• Problem to work on:
Filter the entries that follow, copying every line in which the word "Leaf" appears.

Structured figure records:
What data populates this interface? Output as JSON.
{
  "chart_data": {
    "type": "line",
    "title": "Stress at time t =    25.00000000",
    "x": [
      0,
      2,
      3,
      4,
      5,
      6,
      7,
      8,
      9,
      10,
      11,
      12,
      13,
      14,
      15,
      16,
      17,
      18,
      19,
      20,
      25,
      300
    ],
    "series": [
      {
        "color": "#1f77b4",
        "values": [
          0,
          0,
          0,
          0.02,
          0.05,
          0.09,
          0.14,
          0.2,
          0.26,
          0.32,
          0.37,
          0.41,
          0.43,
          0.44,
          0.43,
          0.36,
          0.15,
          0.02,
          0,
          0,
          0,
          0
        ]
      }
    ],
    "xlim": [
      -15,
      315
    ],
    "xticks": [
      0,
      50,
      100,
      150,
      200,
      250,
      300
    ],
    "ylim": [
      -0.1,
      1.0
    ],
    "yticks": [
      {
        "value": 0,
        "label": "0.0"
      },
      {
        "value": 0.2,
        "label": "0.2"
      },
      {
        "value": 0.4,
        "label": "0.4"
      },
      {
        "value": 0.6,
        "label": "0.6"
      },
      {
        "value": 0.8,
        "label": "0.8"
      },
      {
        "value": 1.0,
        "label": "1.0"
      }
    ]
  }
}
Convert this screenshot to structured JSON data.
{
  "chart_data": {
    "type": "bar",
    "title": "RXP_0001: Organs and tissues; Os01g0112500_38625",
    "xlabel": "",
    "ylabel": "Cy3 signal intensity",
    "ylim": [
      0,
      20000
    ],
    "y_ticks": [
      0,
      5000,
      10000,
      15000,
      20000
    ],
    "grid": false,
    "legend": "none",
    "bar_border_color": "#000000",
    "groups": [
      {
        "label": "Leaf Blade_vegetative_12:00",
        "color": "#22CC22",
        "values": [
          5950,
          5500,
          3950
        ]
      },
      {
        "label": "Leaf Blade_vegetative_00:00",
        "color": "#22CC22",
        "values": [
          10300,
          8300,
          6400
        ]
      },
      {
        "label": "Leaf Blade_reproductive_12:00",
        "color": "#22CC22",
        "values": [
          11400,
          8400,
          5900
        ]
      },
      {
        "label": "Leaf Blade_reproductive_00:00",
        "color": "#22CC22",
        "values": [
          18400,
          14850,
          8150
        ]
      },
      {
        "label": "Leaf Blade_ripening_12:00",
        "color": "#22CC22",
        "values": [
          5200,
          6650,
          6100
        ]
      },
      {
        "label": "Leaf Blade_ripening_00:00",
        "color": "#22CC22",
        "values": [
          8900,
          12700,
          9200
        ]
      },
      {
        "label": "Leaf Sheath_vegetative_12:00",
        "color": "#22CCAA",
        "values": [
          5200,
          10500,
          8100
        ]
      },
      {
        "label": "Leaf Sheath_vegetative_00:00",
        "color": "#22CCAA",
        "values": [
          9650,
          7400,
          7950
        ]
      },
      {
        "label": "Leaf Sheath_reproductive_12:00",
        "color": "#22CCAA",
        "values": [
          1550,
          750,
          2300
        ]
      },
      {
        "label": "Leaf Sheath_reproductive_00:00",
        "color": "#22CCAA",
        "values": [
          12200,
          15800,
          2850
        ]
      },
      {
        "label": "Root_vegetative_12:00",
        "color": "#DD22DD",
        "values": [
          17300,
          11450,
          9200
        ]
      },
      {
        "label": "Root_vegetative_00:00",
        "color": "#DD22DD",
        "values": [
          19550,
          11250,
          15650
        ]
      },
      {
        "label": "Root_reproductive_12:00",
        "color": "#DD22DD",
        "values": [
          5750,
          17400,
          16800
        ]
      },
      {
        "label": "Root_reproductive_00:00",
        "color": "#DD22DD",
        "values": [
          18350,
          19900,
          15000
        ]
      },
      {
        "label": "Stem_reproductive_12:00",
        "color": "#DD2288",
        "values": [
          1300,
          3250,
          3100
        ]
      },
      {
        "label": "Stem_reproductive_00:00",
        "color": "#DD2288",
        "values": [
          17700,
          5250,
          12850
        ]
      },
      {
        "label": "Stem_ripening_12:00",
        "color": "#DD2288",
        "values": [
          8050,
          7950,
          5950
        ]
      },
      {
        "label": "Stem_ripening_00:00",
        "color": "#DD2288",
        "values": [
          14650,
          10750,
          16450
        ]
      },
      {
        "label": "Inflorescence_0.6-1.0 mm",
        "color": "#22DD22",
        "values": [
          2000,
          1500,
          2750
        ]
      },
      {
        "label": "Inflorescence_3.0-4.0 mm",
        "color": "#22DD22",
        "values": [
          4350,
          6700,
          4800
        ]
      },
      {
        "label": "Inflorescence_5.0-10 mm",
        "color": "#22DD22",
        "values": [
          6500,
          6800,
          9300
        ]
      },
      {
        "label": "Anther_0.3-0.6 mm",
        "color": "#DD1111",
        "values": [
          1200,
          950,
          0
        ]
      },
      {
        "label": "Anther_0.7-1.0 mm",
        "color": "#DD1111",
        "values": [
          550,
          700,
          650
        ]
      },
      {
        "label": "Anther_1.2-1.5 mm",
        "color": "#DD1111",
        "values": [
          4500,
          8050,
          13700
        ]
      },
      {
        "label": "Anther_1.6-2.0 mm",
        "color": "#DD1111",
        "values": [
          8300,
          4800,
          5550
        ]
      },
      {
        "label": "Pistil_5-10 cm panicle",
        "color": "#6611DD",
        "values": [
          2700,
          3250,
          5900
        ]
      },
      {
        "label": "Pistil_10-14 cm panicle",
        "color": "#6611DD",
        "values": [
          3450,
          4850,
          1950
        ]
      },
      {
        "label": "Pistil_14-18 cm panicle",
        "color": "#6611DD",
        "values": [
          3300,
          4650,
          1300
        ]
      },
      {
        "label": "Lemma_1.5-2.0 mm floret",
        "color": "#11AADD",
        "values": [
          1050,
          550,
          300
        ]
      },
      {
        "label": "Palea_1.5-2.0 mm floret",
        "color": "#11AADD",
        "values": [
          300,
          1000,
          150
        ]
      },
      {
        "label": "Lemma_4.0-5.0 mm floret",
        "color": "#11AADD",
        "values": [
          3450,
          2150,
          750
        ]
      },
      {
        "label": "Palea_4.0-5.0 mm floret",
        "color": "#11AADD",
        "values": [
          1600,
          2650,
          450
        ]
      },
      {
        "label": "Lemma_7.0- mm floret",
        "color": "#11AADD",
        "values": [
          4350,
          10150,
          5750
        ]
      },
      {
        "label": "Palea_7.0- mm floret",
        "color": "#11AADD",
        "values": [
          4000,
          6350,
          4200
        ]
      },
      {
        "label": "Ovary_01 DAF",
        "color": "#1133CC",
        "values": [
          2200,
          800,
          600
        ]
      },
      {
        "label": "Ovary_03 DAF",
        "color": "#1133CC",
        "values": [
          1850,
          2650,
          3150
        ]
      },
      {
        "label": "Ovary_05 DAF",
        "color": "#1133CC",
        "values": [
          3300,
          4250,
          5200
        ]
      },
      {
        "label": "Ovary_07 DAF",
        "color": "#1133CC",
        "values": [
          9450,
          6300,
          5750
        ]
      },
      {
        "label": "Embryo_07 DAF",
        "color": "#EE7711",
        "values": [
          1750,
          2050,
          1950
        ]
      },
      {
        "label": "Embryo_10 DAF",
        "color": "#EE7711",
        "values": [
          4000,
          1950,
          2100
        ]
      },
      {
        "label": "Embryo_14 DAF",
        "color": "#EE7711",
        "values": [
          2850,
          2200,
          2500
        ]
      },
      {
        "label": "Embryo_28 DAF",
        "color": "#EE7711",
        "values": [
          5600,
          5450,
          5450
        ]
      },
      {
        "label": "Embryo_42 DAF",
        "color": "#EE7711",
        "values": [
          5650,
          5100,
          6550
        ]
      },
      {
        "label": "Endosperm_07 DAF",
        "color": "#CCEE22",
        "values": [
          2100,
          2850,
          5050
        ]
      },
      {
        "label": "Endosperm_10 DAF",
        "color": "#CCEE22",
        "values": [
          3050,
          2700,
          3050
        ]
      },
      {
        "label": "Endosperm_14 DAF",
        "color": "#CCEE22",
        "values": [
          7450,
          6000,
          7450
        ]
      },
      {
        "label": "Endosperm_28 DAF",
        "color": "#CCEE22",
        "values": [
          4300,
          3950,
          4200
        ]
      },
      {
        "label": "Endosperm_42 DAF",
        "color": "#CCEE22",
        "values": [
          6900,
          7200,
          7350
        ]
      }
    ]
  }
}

• Exercise answer:
        "label": "Leaf Blade_vegetative_12:00",
        "label": "Leaf Blade_vegetative_00:00",
        "label": "Leaf Blade_reproductive_12:00",
        "label": "Leaf Blade_reproductive_00:00",
        "label": "Leaf Blade_ripening_12:00",
        "label": "Leaf Blade_ripening_00:00",
        "label": "Leaf Sheath_vegetative_12:00",
        "label": "Leaf Sheath_vegetative_00:00",
        "label": "Leaf Sheath_reproductive_12:00",
        "label": "Leaf Sheath_reproductive_00:00",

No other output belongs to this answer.